THE REQUEST —
Your task is to gather the lines below that hold the string "Carrier".

DATA EXCERPTS —
--------
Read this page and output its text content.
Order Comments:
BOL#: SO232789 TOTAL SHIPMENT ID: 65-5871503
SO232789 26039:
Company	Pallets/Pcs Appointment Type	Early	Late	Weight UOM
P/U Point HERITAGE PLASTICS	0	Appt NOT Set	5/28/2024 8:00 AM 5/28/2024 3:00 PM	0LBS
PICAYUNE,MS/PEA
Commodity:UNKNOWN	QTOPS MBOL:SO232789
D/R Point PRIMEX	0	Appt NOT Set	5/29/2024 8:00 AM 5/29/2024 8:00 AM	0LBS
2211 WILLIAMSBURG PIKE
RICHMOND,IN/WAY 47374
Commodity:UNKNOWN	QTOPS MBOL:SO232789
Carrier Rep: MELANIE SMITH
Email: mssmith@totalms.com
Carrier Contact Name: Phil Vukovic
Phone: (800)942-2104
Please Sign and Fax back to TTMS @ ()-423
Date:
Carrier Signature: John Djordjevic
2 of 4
--------
COMPLETED TASK —
Carrier Rep: MELANIE SMITH
Carrier Contact Name: Phil Vukovic
Carrier Signature: John Djordjevic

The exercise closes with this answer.